SUPPLIED MATERIAL
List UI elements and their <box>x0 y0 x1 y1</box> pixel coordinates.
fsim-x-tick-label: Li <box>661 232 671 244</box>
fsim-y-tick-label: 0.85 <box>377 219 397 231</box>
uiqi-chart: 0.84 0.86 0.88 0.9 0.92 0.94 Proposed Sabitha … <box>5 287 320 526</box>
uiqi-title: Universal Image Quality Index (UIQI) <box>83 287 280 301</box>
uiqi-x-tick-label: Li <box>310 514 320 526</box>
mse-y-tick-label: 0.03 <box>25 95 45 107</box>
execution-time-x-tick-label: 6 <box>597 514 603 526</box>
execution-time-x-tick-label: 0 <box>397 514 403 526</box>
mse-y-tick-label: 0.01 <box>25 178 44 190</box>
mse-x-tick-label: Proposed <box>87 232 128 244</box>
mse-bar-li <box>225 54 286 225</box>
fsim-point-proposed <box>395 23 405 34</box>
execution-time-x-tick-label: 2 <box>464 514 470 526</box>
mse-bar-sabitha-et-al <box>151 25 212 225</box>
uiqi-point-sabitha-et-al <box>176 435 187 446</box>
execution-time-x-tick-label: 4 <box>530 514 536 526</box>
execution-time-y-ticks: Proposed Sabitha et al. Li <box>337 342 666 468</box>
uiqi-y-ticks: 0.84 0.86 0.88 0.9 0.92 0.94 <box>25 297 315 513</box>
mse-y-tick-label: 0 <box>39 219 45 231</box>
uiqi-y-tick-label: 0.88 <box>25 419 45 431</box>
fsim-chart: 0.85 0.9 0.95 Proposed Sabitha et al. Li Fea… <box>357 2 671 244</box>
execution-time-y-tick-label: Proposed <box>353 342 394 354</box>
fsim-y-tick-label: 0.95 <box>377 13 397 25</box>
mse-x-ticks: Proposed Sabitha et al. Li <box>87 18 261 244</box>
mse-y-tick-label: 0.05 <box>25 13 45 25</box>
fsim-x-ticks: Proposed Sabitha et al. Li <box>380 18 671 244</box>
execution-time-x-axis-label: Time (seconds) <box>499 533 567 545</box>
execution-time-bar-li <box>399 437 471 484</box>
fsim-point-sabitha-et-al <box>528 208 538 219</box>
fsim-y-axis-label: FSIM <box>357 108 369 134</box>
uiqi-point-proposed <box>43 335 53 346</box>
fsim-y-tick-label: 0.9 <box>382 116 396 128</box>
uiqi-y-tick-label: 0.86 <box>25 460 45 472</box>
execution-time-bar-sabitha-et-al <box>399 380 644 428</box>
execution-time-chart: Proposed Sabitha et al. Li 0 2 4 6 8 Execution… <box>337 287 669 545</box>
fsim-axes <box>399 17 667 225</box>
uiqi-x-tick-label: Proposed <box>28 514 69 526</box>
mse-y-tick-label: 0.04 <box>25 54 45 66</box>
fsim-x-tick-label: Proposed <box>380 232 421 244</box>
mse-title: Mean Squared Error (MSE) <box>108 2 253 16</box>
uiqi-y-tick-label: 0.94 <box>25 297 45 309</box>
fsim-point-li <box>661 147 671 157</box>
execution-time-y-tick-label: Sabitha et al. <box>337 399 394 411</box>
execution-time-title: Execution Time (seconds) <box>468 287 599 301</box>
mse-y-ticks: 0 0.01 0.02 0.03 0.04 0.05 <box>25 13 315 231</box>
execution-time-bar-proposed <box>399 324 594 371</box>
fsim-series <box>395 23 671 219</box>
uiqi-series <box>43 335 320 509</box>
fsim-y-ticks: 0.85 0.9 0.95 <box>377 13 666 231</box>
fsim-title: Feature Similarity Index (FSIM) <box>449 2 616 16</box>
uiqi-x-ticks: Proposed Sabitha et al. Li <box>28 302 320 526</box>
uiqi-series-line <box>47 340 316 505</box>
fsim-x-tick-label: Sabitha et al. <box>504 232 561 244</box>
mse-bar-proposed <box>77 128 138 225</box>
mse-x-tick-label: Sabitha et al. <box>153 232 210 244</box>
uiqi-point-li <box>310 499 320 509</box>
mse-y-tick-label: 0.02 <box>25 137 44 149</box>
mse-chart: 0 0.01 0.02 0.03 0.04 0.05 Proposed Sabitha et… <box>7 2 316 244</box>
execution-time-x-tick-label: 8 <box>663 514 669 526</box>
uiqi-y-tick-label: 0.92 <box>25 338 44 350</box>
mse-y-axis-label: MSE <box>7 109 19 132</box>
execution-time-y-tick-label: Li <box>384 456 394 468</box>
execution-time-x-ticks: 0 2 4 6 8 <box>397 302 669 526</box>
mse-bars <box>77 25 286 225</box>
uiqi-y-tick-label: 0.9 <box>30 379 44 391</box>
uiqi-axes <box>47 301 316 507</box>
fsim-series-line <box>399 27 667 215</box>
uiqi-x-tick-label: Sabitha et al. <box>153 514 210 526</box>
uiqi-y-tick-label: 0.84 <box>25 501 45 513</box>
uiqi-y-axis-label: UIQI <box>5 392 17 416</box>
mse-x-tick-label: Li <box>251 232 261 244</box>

WRITTEN PROBLEM
Repeat the data above word for word, starting with its first line and going on through the line with "mse-y-tick-label: 0.03 <box>25", and stop after that line.

TASK SOLUTION
List UI elements and their <box>x0 y0 x1 y1</box> pixel coordinates.
fsim-x-tick-label: Li <box>661 232 671 244</box>
fsim-y-tick-label: 0.85 <box>377 219 397 231</box>
uiqi-chart: 0.84 0.86 0.88 0.9 0.92 0.94 Proposed Sabitha … <box>5 287 320 526</box>
uiqi-title: Universal Image Quality Index (UIQI) <box>83 287 280 301</box>
uiqi-x-tick-label: Li <box>310 514 320 526</box>
mse-y-tick-label: 0.03 <box>25 95 45 107</box>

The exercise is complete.